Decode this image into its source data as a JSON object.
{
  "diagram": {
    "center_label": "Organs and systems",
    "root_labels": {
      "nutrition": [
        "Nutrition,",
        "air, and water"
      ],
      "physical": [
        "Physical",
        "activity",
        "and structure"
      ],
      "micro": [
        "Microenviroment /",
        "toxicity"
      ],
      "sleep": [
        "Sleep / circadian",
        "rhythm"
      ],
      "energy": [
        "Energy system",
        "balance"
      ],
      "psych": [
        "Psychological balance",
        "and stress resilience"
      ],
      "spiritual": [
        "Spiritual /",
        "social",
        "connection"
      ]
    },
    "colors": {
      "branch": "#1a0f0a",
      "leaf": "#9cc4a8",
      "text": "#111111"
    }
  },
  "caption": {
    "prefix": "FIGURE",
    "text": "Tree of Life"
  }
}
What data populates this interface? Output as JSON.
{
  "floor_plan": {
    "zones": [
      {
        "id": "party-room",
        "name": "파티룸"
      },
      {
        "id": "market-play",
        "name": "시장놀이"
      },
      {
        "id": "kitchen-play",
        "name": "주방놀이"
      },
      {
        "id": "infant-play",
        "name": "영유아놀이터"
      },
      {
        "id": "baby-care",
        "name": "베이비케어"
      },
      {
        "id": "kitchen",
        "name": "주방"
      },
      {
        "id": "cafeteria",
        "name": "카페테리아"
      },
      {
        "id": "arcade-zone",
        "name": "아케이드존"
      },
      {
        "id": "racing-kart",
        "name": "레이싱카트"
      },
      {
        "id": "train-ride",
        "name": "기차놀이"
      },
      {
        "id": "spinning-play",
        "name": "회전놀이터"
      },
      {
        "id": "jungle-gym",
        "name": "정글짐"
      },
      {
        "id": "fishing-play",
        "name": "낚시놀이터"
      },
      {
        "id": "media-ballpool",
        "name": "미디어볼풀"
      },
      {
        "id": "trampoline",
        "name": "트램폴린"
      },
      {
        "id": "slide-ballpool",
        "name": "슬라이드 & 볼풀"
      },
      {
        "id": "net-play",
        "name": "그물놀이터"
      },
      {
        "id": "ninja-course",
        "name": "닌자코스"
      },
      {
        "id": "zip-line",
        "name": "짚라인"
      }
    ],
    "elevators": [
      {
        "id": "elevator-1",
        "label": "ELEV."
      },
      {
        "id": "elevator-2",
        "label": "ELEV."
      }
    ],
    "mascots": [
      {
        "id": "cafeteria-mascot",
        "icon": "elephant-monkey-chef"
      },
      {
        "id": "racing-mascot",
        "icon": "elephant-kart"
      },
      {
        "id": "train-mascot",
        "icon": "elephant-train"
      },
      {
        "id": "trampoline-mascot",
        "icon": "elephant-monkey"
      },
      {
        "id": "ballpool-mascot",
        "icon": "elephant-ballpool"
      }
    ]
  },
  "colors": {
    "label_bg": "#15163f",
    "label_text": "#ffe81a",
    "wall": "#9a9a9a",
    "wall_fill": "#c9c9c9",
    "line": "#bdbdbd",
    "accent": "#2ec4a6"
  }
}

- - -

**The problem**. Nothing should be left out: return all of the records exactly.

**Completed task**.
Decode this image into its source data as a JSON object.
{
  "diagram": {
    "center_label": "Organs and systems",
    "root_labels": {
      "nutrition": [
        "Nutrition,",
        "air, and water"
      ],
      "physical": [
        "Physical",
        "activity",
        "and structure"
      ],
      "micro": [
        "Microenviroment /",
        "toxicity"
      ],
      "sleep": [
        "Sleep / circadian",
        "rhythm"
      ],
      "energy": [
        "Energy system",
        "balance"
      ],
      "psych": [
        "Psychological balance",
        "and stress resilience"
      ],
      "spiritual": [
        "Spiritual /",
        "social",
        "connection"
      ]
    },
    "colors": {
      "branch": "#1a0f0a",
      "leaf": "#9cc4a8",
      "text": "#111111"
    }
  },
  "caption": {
    "prefix": "FIGURE",
    "text": "Tree of Life"
  }
}
What data populates this interface? Output as JSON.
{
  "floor_plan": {
    "zones": [
      {
        "id": "party-room",
        "name": "파티룸"
      },
      {
        "id": "market-play",
        "name": "시장놀이"
      },
      {
        "id": "kitchen-play",
        "name": "주방놀이"
      },
      {
        "id": "infant-play",
        "name": "영유아놀이터"
      },
      {
        "id": "baby-care",
        "name": "베이비케어"
      },
      {
        "id": "kitchen",
        "name": "주방"
      },
      {
        "id": "cafeteria",
        "name": "카페테리아"
      },
      {
        "id": "arcade-zone",
        "name": "아케이드존"
      },
      {
        "id": "racing-kart",
        "name": "레이싱카트"
      },
      {
        "id": "train-ride",
        "name": "기차놀이"
      },
      {
        "id": "spinning-play",
        "name": "회전놀이터"
      },
      {
        "id": "jungle-gym",
        "name": "정글짐"
      },
      {
        "id": "fishing-play",
        "name": "낚시놀이터"
      },
      {
        "id": "media-ballpool",
        "name": "미디어볼풀"
      },
      {
        "id": "trampoline",
        "name": "트램폴린"
      },
      {
        "id": "slide-ballpool",
        "name": "슬라이드 & 볼풀"
      },
      {
        "id": "net-play",
        "name": "그물놀이터"
      },
      {
        "id": "ninja-course",
        "name": "닌자코스"
      },
      {
        "id": "zip-line",
        "name": "짚라인"
      }
    ],
    "elevators": [
      {
        "id": "elevator-1",
        "label": "ELEV."
      },
      {
        "id": "elevator-2",
        "label": "ELEV."
      }
    ],
    "mascots": [
      {
        "id": "cafeteria-mascot",
        "icon": "elephant-monkey-chef"
      },
      {
        "id": "racing-mascot",
        "icon": "elephant-kart"
      },
      {
        "id": "train-mascot",
        "icon": "elephant-train"
      },
      {
        "id": "trampoline-mascot",
        "icon": "elephant-monkey"
      },
      {
        "id": "ballpool-mascot",
        "icon": "elephant-ballpool"
      }
    ]
  },
  "colors": {
    "label_bg": "#15163f",
    "label_text": "#ffe81a",
    "wall": "#9a9a9a",
    "wall_fill": "#c9c9c9",
    "line": "#bdbdbd",
    "accent": "#2ec4a6"
  }
}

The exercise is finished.